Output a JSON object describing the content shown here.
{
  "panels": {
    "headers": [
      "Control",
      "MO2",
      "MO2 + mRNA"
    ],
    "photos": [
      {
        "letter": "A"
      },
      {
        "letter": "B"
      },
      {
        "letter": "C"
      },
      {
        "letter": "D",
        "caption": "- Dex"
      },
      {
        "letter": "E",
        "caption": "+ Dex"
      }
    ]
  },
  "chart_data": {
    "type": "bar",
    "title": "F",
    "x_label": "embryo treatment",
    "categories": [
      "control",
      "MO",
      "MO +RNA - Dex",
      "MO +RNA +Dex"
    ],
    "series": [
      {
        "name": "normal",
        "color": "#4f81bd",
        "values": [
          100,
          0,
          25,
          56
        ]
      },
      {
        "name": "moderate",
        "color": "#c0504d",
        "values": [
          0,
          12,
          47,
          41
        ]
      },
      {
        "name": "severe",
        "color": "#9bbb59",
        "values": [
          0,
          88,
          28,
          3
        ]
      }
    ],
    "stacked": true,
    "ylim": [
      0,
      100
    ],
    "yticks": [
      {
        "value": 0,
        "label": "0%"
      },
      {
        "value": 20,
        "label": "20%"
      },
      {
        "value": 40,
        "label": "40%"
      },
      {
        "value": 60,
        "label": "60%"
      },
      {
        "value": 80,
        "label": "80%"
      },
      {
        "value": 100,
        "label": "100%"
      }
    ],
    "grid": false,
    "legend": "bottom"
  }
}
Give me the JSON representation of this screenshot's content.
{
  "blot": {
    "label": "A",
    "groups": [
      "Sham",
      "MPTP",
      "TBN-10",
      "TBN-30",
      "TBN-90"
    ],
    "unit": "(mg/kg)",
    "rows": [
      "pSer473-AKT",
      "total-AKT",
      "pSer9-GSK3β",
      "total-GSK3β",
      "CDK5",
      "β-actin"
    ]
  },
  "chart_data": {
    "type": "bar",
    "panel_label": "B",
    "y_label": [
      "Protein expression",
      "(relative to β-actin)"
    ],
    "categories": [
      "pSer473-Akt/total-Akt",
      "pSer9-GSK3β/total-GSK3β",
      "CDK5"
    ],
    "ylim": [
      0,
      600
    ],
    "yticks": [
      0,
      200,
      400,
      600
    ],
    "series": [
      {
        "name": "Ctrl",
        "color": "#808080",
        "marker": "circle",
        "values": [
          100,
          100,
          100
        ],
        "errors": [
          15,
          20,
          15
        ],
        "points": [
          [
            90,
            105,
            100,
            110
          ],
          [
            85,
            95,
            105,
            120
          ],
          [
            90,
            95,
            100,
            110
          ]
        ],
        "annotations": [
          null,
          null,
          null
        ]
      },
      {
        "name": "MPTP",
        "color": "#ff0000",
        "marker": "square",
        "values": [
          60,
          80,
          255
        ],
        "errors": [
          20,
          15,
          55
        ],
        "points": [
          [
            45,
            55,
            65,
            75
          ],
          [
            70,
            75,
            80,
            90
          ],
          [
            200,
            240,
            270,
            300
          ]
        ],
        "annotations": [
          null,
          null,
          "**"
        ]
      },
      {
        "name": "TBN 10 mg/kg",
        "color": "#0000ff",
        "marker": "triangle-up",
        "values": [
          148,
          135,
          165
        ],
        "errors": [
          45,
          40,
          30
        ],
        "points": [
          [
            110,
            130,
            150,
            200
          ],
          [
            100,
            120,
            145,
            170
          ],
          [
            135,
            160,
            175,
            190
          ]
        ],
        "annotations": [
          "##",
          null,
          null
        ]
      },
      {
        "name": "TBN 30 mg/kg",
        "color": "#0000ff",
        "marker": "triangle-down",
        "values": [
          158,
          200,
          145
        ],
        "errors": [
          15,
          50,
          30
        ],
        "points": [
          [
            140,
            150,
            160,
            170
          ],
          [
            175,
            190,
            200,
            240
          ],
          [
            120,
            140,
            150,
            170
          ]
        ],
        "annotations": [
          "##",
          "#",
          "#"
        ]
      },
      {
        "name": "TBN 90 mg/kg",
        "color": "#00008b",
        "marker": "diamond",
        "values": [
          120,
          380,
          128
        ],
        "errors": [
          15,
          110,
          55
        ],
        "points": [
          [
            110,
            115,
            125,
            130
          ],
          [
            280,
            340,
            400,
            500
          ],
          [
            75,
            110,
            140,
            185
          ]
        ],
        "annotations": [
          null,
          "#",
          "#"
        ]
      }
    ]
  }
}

WHAT NEEDS TO BE DONE: The records above must be repeated exactly, in their entirety.

EXERCISE RESPONSE:
Output a JSON object describing the content shown here.
{
  "panels": {
    "headers": [
      "Control",
      "MO2",
      "MO2 + mRNA"
    ],
    "photos": [
      {
        "letter": "A"
      },
      {
        "letter": "B"
      },
      {
        "letter": "C"
      },
      {
        "letter": "D",
        "caption": "- Dex"
      },
      {
        "letter": "E",
        "caption": "+ Dex"
      }
    ]
  },
  "chart_data": {
    "type": "bar",
    "title": "F",
    "x_label": "embryo treatment",
    "categories": [
      "control",
      "MO",
      "MO +RNA - Dex",
      "MO +RNA +Dex"
    ],
    "series": [
      {
        "name": "normal",
        "color": "#4f81bd",
        "values": [
          100,
          0,
          25,
          56
        ]
      },
      {
        "name": "moderate",
        "color": "#c0504d",
        "values": [
          0,
          12,
          47,
          41
        ]
      },
      {
        "name": "severe",
        "color": "#9bbb59",
        "values": [
          0,
          88,
          28,
          3
        ]
      }
    ],
    "stacked": true,
    "ylim": [
      0,
      100
    ],
    "yticks": [
      {
        "value": 0,
        "label": "0%"
      },
      {
        "value": 20,
        "label": "20%"
      },
      {
        "value": 40,
        "label": "40%"
      },
      {
        "value": 60,
        "label": "60%"
      },
      {
        "value": 80,
        "label": "80%"
      },
      {
        "value": 100,
        "label": "100%"
      }
    ],
    "grid": false,
    "legend": "bottom"
  }
}
Give me the JSON representation of this screenshot's content.
{
  "blot": {
    "label": "A",
    "groups": [
      "Sham",
      "MPTP",
      "TBN-10",
      "TBN-30",
      "TBN-90"
    ],
    "unit": "(mg/kg)",
    "rows": [
      "pSer473-AKT",
      "total-AKT",
      "pSer9-GSK3β",
      "total-GSK3β",
      "CDK5",
      "β-actin"
    ]
  },
  "chart_data": {
    "type": "bar",
    "panel_label": "B",
    "y_label": [
      "Protein expression",
      "(relative to β-actin)"
    ],
    "categories": [
      "pSer473-Akt/total-Akt",
      "pSer9-GSK3β/total-GSK3β",
      "CDK5"
    ],
    "ylim": [
      0,
      600
    ],
    "yticks": [
      0,
      200,
      400,
      600
    ],
    "series": [
      {
        "name": "Ctrl",
        "color": "#808080",
        "marker": "circle",
        "values": [
          100,
          100,
          100
        ],
        "errors": [
          15,
          20,
          15
        ],
        "points": [
          [
            90,
            105,
            100,
            110
          ],
          [
            85,
            95,
            105,
            120
          ],
          [
            90,
            95,
            100,
            110
          ]
        ],
        "annotations": [
          null,
          null,
          null
        ]
      },
      {
        "name": "MPTP",
        "color": "#ff0000",
        "marker": "square",
        "values": [
          60,
          80,
          255
        ],
        "errors": [
          20,
          15,
          55
        ],
        "points": [
          [
            45,
            55,
            65,
            75
          ],
          [
            70,
            75,
            80,
            90
          ],
          [
            200,
            240,
            270,
            300
          ]
        ],
        "annotations": [
          null,
          null,
          "**"
        ]
      },
      {
        "name": "TBN 10 mg/kg",
        "color": "#0000ff",
        "marker": "triangle-up",
        "values": [
          148,
          135,
          165
        ],
        "errors": [
          45,
          40,
          30
        ],
        "points": [
          [
            110,
            130,
            150,
            200
          ],
          [
            100,
            120,
            145,
            170
          ],
          [
            135,
            160,
            175,
            190
          ]
        ],
        "annotations": [
          "##",
          null,
          null
        ]
      },
      {
        "name": "TBN 30 mg/kg",
        "color": "#0000ff",
        "marker": "triangle-down",
        "values": [
          158,
          200,
          145
        ],
        "errors": [
          15,
          50,
          30
        ],
        "points": [
          [
            140,
            150,
            160,
            170
          ],
          [
            175,
            190,
            200,
            240
          ],
          [
            120,
            140,
            150,
            170
          ]
        ],
        "annotations": [
          "##",
          "#",
          "#"
        ]
      },
      {
        "name": "TBN 90 mg/kg",
        "color": "#00008b",
        "marker": "diamond",
        "values": [
          120,
          380,
          128
        ],
        "errors": [
          15,
          110,
          55
        ],
        "points": [
          [
            110,
            115,
            125,
            130
          ],
          [
            280,
            340,
            400,
            500
          ],
          [
            75,
            110,
            140,
            185
          ]
        ],
        "annotations": [
          null,
          "#",
          "#"
        ]
      }
    ]
  }
}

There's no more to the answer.